__Exercise directions__:
Reproduce the records below in full and word for word, excluding pictures.

__Provided data__:

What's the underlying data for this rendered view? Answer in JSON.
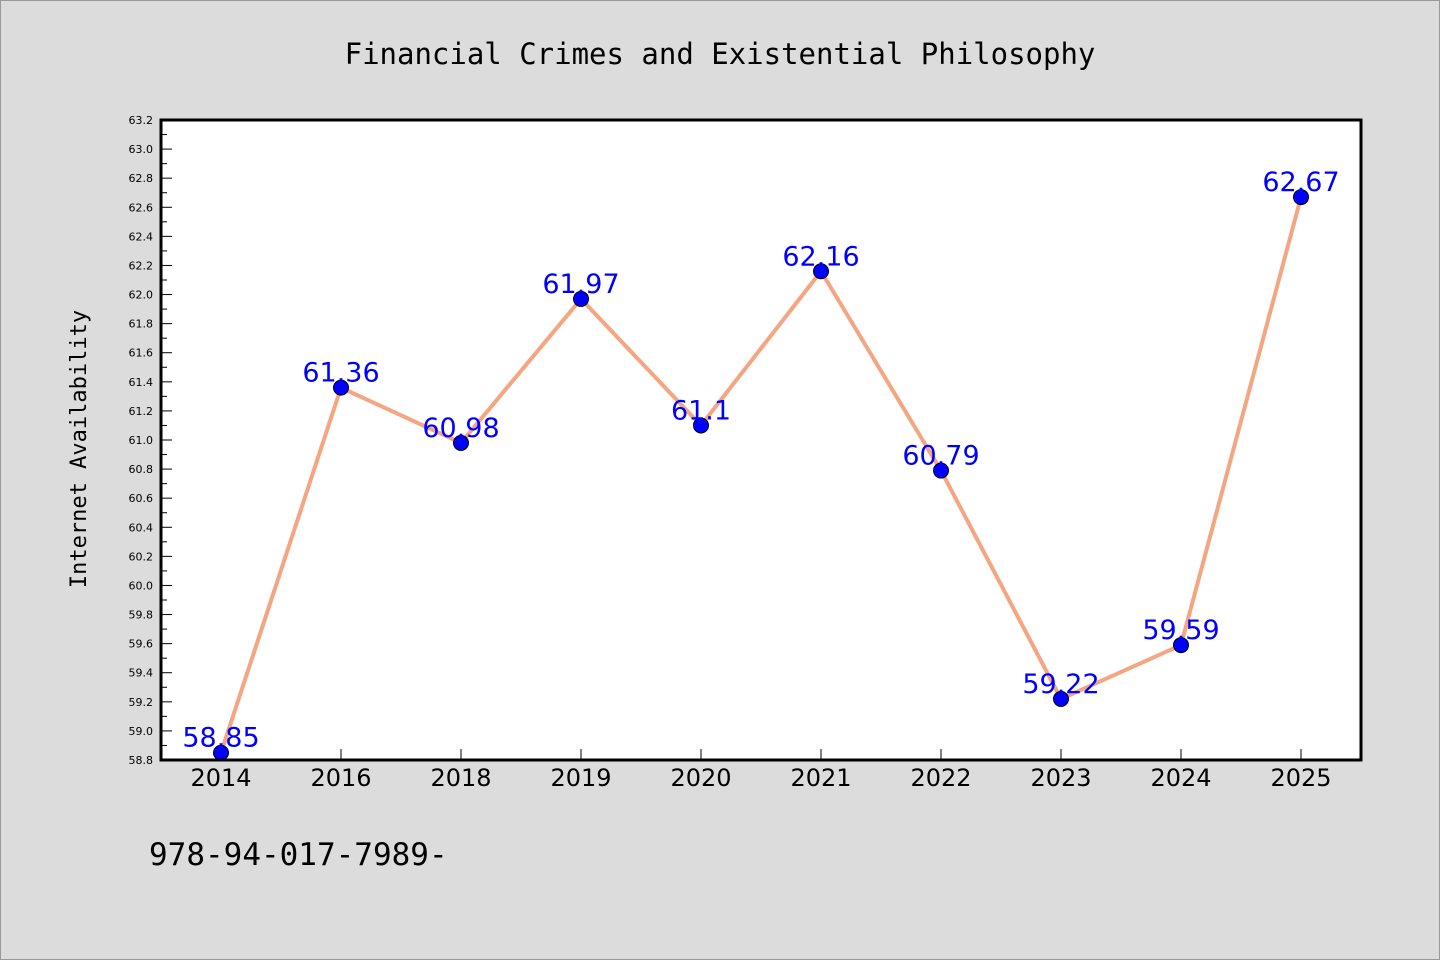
{
  "chart_data": {
    "type": "line",
    "title": "Financial Crimes and Existential Philosophy",
    "xlabel": "",
    "ylabel": "Internet Availability",
    "categories": [
      "2014",
      "2016",
      "2018",
      "2019",
      "2020",
      "2021",
      "2022",
      "2023",
      "2024",
      "2025"
    ],
    "series": [
      {
        "values": [
          58.85,
          61.36,
          60.98,
          61.97,
          61.1,
          62.16,
          60.79,
          59.22,
          59.59,
          62.67
        ],
        "labels": [
          "58.85",
          "61.36",
          "60.98",
          "61.97",
          "61.1",
          "62.16",
          "60.79",
          "59.22",
          "59.59",
          "62.67"
        ],
        "line_color": "#f4a582",
        "marker_color": "#0000ff"
      }
    ],
    "ylim": [
      58.8,
      63.2
    ],
    "yticks": [
      "58.8",
      "59.0",
      "59.2",
      "59.4",
      "59.6",
      "59.8",
      "60.0",
      "60.2",
      "60.4",
      "60.6",
      "60.8",
      "61.0",
      "61.2",
      "61.4",
      "61.6",
      "61.8",
      "62.0",
      "62.2",
      "62.4",
      "62.6",
      "62.8",
      "63.0",
      "63.2"
    ],
    "grid": false,
    "legend": "none",
    "background_color": "#dcdcdc",
    "plot_background": "#ffffff",
    "footnote": "978-94-017-7989-"
  }
}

__Written solution__:
What's the underlying data for this rendered view? Answer in JSON.
{
  "chart_data": {
    "type": "line",
    "title": "Financial Crimes and Existential Philosophy",
    "xlabel": "",
    "ylabel": "Internet Availability",
    "categories": [
      "2014",
      "2016",
      "2018",
      "2019",
      "2020",
      "2021",
      "2022",
      "2023",
      "2024",
      "2025"
    ],
    "series": [
      {
        "values": [
          58.85,
          61.36,
          60.98,
          61.97,
          61.1,
          62.16,
          60.79,
          59.22,
          59.59,
          62.67
        ],
        "labels": [
          "58.85",
          "61.36",
          "60.98",
          "61.97",
          "61.1",
          "62.16",
          "60.79",
          "59.22",
          "59.59",
          "62.67"
        ],
        "line_color": "#f4a582",
        "marker_color": "#0000ff"
      }
    ],
    "ylim": [
      58.8,
      63.2
    ],
    "yticks": [
      "58.8",
      "59.0",
      "59.2",
      "59.4",
      "59.6",
      "59.8",
      "60.0",
      "60.2",
      "60.4",
      "60.6",
      "60.8",
      "61.0",
      "61.2",
      "61.4",
      "61.6",
      "61.8",
      "62.0",
      "62.2",
      "62.4",
      "62.6",
      "62.8",
      "63.0",
      "63.2"
    ],
    "grid": false,
    "legend": "none",
    "background_color": "#dcdcdc",
    "plot_background": "#ffffff",
    "footnote": "978-94-017-7989-"
  }
}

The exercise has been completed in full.